## Goal
Below are entries. Pull out all lines containing "CeCl₃".

[Records about charts and figures]
——

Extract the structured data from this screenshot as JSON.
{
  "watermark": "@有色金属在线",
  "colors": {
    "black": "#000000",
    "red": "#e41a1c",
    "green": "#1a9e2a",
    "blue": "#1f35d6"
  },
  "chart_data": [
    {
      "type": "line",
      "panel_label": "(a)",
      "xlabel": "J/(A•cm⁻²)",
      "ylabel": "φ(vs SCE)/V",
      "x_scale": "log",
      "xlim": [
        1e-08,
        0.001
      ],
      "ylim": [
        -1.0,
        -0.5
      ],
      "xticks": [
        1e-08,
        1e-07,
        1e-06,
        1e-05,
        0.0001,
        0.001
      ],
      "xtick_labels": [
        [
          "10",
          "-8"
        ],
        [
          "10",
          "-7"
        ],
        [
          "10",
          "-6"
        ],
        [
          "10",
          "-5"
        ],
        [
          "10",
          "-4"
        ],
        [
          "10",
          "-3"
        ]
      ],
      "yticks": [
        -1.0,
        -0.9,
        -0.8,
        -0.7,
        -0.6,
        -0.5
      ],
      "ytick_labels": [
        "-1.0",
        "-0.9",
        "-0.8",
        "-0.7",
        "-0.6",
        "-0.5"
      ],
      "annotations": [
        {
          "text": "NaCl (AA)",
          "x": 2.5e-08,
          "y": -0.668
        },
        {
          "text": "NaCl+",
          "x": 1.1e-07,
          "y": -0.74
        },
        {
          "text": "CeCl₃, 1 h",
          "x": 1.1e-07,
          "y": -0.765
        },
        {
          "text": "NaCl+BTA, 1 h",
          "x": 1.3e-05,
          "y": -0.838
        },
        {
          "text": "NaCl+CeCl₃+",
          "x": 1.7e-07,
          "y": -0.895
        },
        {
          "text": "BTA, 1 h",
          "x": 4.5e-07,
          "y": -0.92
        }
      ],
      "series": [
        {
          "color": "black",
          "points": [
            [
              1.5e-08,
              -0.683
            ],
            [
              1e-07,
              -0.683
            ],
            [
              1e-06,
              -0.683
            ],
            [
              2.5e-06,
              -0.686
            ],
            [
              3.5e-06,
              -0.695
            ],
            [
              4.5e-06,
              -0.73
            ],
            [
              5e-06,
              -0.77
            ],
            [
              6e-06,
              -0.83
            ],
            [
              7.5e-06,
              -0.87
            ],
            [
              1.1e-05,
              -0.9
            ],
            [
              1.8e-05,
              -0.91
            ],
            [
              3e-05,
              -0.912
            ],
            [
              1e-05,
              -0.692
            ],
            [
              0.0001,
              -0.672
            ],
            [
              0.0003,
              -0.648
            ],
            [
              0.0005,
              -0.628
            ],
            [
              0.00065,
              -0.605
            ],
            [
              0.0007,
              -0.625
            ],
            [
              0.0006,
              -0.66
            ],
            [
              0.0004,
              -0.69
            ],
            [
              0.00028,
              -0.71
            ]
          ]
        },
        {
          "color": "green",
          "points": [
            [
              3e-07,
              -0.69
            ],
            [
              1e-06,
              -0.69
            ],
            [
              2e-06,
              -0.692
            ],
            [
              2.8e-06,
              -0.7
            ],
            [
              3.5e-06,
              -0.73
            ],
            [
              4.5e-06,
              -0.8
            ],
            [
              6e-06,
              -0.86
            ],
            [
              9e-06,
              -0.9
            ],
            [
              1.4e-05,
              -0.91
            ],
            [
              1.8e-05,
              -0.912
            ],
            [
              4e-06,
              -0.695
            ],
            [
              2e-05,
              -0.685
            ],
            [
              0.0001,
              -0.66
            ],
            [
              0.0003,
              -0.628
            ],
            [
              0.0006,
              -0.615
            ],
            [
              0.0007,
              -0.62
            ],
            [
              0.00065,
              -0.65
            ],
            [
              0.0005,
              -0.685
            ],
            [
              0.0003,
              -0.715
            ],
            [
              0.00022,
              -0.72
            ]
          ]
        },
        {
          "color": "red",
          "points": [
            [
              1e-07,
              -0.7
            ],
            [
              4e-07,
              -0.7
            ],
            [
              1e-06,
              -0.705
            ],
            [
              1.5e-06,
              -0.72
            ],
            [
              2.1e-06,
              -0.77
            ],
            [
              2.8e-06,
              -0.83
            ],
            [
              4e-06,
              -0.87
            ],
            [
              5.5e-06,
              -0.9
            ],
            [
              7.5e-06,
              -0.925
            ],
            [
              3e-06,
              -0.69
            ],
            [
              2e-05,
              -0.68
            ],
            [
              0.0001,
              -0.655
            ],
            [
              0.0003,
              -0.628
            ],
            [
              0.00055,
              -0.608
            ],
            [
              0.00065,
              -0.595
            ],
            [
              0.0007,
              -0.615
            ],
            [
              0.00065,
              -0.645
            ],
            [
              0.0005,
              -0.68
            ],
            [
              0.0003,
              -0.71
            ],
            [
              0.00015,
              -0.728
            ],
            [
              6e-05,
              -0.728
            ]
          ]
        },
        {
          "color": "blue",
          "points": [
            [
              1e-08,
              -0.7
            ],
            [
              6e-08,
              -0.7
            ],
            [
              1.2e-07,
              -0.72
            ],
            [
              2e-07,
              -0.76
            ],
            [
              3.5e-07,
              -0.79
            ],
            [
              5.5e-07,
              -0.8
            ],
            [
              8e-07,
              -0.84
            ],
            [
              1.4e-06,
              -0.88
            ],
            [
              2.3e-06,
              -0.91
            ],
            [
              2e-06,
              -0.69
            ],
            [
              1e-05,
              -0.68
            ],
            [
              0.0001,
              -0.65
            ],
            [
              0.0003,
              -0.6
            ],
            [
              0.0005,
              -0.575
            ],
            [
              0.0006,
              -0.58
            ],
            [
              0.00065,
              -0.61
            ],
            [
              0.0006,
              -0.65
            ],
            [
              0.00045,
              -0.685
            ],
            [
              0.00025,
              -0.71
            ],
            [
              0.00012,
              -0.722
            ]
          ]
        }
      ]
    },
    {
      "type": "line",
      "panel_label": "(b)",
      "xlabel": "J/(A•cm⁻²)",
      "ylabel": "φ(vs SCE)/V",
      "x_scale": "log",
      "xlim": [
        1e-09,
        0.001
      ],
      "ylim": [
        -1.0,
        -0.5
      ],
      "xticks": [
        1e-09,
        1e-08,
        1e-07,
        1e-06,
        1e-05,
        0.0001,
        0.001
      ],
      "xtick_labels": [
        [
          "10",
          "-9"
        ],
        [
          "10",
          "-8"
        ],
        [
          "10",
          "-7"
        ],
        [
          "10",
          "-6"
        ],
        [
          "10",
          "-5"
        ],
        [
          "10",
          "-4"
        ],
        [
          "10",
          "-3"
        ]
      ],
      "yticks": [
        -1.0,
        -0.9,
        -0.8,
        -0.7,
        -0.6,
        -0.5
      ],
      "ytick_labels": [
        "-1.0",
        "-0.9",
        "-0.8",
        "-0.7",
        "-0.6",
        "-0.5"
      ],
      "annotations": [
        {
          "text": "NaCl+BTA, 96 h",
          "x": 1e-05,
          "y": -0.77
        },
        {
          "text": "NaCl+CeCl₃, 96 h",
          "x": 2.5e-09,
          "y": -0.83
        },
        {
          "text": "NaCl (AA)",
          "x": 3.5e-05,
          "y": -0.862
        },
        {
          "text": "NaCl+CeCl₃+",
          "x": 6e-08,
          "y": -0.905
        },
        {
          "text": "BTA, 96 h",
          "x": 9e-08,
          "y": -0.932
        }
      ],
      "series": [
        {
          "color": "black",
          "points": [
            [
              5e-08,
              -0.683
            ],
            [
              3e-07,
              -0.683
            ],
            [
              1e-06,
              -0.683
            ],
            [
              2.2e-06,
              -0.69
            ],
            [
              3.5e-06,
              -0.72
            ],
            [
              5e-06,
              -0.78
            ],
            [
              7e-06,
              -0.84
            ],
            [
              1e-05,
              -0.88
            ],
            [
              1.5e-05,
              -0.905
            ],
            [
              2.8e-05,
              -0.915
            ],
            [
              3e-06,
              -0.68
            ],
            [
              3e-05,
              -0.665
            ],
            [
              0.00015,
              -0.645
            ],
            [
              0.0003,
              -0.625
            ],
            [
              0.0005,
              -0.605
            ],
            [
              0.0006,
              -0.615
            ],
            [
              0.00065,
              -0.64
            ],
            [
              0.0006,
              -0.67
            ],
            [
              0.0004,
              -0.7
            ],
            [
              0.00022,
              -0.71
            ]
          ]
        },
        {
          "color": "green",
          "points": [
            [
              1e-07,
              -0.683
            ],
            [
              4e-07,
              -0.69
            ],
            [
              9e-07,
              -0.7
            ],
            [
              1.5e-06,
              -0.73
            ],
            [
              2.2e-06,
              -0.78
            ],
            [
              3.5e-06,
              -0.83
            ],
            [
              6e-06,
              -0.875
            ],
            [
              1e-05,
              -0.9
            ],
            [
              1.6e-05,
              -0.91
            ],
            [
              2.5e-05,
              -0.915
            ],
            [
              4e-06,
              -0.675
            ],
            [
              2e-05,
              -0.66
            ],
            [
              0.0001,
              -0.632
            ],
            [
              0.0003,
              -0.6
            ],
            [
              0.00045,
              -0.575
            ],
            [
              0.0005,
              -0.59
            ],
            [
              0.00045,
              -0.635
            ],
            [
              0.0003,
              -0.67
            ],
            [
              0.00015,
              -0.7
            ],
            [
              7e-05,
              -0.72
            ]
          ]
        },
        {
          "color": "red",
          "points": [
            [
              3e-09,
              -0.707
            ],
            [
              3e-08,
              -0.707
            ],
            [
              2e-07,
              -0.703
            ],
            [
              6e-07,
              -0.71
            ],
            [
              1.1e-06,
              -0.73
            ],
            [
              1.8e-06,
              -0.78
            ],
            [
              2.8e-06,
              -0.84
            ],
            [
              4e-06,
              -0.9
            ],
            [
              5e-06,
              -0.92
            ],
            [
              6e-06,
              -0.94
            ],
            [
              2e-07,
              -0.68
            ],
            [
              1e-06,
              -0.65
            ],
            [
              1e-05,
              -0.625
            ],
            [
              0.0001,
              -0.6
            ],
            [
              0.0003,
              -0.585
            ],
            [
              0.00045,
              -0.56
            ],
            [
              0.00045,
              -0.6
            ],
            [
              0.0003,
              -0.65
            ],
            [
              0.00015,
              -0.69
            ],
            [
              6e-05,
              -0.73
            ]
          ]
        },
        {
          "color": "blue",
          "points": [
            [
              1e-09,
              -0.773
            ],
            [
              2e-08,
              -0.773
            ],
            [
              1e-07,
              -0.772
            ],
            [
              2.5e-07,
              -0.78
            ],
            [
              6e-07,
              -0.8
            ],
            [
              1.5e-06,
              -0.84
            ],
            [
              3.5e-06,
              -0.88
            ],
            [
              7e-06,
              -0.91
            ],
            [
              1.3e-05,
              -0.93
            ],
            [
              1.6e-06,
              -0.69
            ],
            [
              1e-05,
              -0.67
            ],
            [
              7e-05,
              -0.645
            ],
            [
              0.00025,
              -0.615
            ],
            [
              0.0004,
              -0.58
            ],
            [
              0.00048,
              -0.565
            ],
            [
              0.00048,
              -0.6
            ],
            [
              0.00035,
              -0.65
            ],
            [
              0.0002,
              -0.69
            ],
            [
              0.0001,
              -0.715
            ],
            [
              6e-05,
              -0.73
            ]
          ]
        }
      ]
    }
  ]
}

——

## Correct output
          "text": "CeCl₃, 1 h",
          "text": "NaCl+CeCl₃+",
          "text": "NaCl+CeCl₃, 96 h",
          "text": "NaCl+CeCl₃+",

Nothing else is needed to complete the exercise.